--- Start of Given records ---

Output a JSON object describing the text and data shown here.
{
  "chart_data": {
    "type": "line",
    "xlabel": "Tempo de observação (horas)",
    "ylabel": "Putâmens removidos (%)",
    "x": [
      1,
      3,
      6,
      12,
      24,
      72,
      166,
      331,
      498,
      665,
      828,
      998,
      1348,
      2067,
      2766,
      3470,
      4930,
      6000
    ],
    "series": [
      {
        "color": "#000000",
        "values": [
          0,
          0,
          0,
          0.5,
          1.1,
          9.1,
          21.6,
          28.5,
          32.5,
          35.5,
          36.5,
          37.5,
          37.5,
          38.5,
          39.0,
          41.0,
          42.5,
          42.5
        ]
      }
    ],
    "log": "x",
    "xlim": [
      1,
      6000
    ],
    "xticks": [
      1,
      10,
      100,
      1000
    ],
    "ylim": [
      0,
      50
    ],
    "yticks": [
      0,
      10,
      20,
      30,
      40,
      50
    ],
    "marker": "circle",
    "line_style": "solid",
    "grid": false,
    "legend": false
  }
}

--- End of Given records ---

### Your goal
Write every record out again, unaltered.

### Problem solution
Output a JSON object describing the text and data shown here.
{
  "chart_data": {
    "type": "line",
    "xlabel": "Tempo de observação (horas)",
    "ylabel": "Putâmens removidos (%)",
    "x": [
      1,
      3,
      6,
      12,
      24,
      72,
      166,
      331,
      498,
      665,
      828,
      998,
      1348,
      2067,
      2766,
      3470,
      4930,
      6000
    ],
    "series": [
      {
        "color": "#000000",
        "values": [
          0,
          0,
          0,
          0.5,
          1.1,
          9.1,
          21.6,
          28.5,
          32.5,
          35.5,
          36.5,
          37.5,
          37.5,
          38.5,
          39.0,
          41.0,
          42.5,
          42.5
        ]
      }
    ],
    "log": "x",
    "xlim": [
      1,
      6000
    ],
    "xticks": [
      1,
      10,
      100,
      1000
    ],
    "ylim": [
      0,
      50
    ],
    "yticks": [
      0,
      10,
      20,
      30,
      40,
      50
    ],
    "marker": "circle",
    "line_style": "solid",
    "grid": false,
    "legend": false
  }
}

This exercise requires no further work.